> **Stated exercise**
Can all of these lines be returned exactly?

(begin)

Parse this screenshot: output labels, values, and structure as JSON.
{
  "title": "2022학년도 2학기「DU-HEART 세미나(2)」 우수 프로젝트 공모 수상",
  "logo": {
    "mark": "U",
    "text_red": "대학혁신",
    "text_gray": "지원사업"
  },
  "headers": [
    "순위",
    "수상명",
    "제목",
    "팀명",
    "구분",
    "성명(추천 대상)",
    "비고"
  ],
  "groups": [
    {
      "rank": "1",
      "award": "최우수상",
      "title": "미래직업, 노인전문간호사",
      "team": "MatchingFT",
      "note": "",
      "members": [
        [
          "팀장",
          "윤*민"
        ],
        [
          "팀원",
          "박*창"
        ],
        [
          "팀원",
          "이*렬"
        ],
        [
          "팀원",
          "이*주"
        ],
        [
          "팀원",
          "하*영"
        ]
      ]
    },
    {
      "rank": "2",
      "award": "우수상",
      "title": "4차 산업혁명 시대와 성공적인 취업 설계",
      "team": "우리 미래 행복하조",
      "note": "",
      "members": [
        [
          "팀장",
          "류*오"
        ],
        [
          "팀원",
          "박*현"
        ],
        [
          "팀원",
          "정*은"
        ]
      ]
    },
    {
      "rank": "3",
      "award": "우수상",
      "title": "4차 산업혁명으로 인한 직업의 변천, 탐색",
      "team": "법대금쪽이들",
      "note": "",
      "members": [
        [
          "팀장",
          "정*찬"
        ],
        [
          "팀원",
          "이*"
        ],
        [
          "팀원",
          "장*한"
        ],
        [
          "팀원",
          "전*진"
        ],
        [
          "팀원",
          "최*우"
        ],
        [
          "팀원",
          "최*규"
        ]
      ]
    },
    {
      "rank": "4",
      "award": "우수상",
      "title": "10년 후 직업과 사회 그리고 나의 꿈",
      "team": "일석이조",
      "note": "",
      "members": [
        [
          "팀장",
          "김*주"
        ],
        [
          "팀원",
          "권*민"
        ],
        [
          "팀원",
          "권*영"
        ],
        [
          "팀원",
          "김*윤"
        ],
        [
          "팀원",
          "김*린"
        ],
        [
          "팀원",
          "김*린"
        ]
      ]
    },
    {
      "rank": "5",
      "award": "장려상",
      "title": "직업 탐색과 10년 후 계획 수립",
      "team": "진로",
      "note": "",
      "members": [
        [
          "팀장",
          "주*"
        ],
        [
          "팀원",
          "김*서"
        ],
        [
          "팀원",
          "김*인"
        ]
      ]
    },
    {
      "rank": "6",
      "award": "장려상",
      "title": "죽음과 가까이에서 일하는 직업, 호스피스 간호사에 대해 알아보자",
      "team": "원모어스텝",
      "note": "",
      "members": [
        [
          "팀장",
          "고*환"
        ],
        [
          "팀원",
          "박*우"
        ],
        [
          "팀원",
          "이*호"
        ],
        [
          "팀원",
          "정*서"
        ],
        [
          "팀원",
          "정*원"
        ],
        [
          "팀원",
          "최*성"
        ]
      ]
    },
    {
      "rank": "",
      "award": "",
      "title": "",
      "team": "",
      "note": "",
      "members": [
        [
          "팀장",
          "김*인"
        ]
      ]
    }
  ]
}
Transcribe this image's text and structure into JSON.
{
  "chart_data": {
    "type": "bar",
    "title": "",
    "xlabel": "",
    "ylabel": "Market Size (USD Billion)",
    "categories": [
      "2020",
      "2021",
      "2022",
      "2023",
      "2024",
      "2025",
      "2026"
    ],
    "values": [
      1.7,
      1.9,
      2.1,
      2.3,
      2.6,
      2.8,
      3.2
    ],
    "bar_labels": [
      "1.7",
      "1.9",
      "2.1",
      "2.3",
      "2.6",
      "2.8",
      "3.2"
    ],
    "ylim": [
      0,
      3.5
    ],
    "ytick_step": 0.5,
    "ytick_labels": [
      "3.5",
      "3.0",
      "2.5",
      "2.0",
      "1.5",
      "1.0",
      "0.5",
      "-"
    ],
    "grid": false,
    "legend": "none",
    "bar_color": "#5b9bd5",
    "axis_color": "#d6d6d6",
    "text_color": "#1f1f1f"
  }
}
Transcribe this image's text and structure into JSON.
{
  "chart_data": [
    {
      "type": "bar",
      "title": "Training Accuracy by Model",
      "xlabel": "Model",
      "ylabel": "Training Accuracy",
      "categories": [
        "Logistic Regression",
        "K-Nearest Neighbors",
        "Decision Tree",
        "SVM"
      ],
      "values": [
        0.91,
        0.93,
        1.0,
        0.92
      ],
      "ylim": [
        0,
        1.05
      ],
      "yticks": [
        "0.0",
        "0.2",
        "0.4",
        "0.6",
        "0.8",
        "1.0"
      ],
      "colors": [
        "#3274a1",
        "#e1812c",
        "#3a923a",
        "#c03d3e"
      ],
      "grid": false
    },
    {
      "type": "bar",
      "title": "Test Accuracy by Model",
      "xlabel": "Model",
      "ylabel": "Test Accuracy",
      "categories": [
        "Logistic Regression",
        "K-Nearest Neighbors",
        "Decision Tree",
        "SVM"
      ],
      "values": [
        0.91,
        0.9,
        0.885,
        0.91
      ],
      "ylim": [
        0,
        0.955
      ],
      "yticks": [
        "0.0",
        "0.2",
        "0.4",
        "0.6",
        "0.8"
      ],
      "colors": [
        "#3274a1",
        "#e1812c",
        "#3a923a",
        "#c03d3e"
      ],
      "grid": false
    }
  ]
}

(end)

> **Response for this exercise**
Parse this screenshot: output labels, values, and structure as JSON.
{
  "title": "2022학년도 2학기「DU-HEART 세미나(2)」 우수 프로젝트 공모 수상",
  "logo": {
    "mark": "U",
    "text_red": "대학혁신",
    "text_gray": "지원사업"
  },
  "headers": [
    "순위",
    "수상명",
    "제목",
    "팀명",
    "구분",
    "성명(추천 대상)",
    "비고"
  ],
  "groups": [
    {
      "rank": "1",
      "award": "최우수상",
      "title": "미래직업, 노인전문간호사",
      "team": "MatchingFT",
      "note": "",
      "members": [
        [
          "팀장",
          "윤*민"
        ],
        [
          "팀원",
          "박*창"
        ],
        [
          "팀원",
          "이*렬"
        ],
        [
          "팀원",
          "이*주"
        ],
        [
          "팀원",
          "하*영"
        ]
      ]
    },
    {
      "rank": "2",
      "award": "우수상",
      "title": "4차 산업혁명 시대와 성공적인 취업 설계",
      "team": "우리 미래 행복하조",
      "note": "",
      "members": [
        [
          "팀장",
          "류*오"
        ],
        [
          "팀원",
          "박*현"
        ],
        [
          "팀원",
          "정*은"
        ]
      ]
    },
    {
      "rank": "3",
      "award": "우수상",
      "title": "4차 산업혁명으로 인한 직업의 변천, 탐색",
      "team": "법대금쪽이들",
      "note": "",
      "members": [
        [
          "팀장",
          "정*찬"
        ],
        [
          "팀원",
          "이*"
        ],
        [
          "팀원",
          "장*한"
        ],
        [
          "팀원",
          "전*진"
        ],
        [
          "팀원",
          "최*우"
        ],
        [
          "팀원",
          "최*규"
        ]
      ]
    },
    {
      "rank": "4",
      "award": "우수상",
      "title": "10년 후 직업과 사회 그리고 나의 꿈",
      "team": "일석이조",
      "note": "",
      "members": [
        [
          "팀장",
          "김*주"
        ],
        [
          "팀원",
          "권*민"
        ],
        [
          "팀원",
          "권*영"
        ],
        [
          "팀원",
          "김*윤"
        ],
        [
          "팀원",
          "김*린"
        ],
        [
          "팀원",
          "김*린"
        ]
      ]
    },
    {
      "rank": "5",
      "award": "장려상",
      "title": "직업 탐색과 10년 후 계획 수립",
      "team": "진로",
      "note": "",
      "members": [
        [
          "팀장",
          "주*"
        ],
        [
          "팀원",
          "김*서"
        ],
        [
          "팀원",
          "김*인"
        ]
      ]
    },
    {
      "rank": "6",
      "award": "장려상",
      "title": "죽음과 가까이에서 일하는 직업, 호스피스 간호사에 대해 알아보자",
      "team": "원모어스텝",
      "note": "",
      "members": [
        [
          "팀장",
          "고*환"
        ],
        [
          "팀원",
          "박*우"
        ],
        [
          "팀원",
          "이*호"
        ],
        [
          "팀원",
          "정*서"
        ],
        [
          "팀원",
          "정*원"
        ],
        [
          "팀원",
          "최*성"
        ]
      ]
    },
    {
      "rank": "",
      "award": "",
      "title": "",
      "team": "",
      "note": "",
      "members": [
        [
          "팀장",
          "김*인"
        ]
      ]
    }
  ]
}
Transcribe this image's text and structure into JSON.
{
  "chart_data": {
    "type": "bar",
    "title": "",
    "xlabel": "",
    "ylabel": "Market Size (USD Billion)",
    "categories": [
      "2020",
      "2021",
      "2022",
      "2023",
      "2024",
      "2025",
      "2026"
    ],
    "values": [
      1.7,
      1.9,
      2.1,
      2.3,
      2.6,
      2.8,
      3.2
    ],
    "bar_labels": [
      "1.7",
      "1.9",
      "2.1",
      "2.3",
      "2.6",
      "2.8",
      "3.2"
    ],
    "ylim": [
      0,
      3.5
    ],
    "ytick_step": 0.5,
    "ytick_labels": [
      "3.5",
      "3.0",
      "2.5",
      "2.0",
      "1.5",
      "1.0",
      "0.5",
      "-"
    ],
    "grid": false,
    "legend": "none",
    "bar_color": "#5b9bd5",
    "axis_color": "#d6d6d6",
    "text_color": "#1f1f1f"
  }
}
Transcribe this image's text and structure into JSON.
{
  "chart_data": [
    {
      "type": "bar",
      "title": "Training Accuracy by Model",
      "xlabel": "Model",
      "ylabel": "Training Accuracy",
      "categories": [
        "Logistic Regression",
        "K-Nearest Neighbors",
        "Decision Tree",
        "SVM"
      ],
      "values": [
        0.91,
        0.93,
        1.0,
        0.92
      ],
      "ylim": [
        0,
        1.05
      ],
      "yticks": [
        "0.0",
        "0.2",
        "0.4",
        "0.6",
        "0.8",
        "1.0"
      ],
      "colors": [
        "#3274a1",
        "#e1812c",
        "#3a923a",
        "#c03d3e"
      ],
      "grid": false
    },
    {
      "type": "bar",
      "title": "Test Accuracy by Model",
      "xlabel": "Model",
      "ylabel": "Test Accuracy",
      "categories": [
        "Logistic Regression",
        "K-Nearest Neighbors",
        "Decision Tree",
        "SVM"
      ],
      "values": [
        0.91,
        0.9,
        0.885,
        0.91
      ],
      "ylim": [
        0,
        0.955
      ],
      "yticks": [
        "0.0",
        "0.2",
        "0.4",
        "0.6",
        "0.8"
      ],
      "colors": [
        "#3274a1",
        "#e1812c",
        "#3a923a",
        "#c03d3e"
      ],
      "grid": false
    }
  ]
}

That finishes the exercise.